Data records

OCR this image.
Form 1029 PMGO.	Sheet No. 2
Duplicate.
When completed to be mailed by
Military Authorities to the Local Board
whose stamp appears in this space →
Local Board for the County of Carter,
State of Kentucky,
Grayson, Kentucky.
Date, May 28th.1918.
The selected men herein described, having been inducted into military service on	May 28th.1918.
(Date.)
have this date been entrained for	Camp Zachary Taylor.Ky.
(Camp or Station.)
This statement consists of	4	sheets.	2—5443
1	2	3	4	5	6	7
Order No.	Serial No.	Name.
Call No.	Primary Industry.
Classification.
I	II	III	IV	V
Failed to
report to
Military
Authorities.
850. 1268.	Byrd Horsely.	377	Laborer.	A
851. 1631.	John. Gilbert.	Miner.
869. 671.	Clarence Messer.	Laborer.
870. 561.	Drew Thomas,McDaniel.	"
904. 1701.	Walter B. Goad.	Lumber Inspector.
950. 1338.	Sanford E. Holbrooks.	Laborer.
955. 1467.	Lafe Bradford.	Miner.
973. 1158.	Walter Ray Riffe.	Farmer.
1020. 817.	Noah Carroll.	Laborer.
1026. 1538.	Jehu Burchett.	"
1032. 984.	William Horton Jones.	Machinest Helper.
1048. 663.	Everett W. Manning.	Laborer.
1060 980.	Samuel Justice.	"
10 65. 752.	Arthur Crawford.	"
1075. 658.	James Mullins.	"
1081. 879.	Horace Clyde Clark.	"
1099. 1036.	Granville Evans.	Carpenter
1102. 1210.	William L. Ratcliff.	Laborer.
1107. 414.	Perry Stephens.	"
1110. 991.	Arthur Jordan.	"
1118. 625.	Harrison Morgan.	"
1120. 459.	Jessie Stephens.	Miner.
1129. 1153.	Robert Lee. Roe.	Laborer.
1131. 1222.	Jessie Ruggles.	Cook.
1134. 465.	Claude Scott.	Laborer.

### Written task
From the records above, pull out every line containing the word "Kentucky".

### Expected output
State of Kentucky,
Grayson, Kentucky.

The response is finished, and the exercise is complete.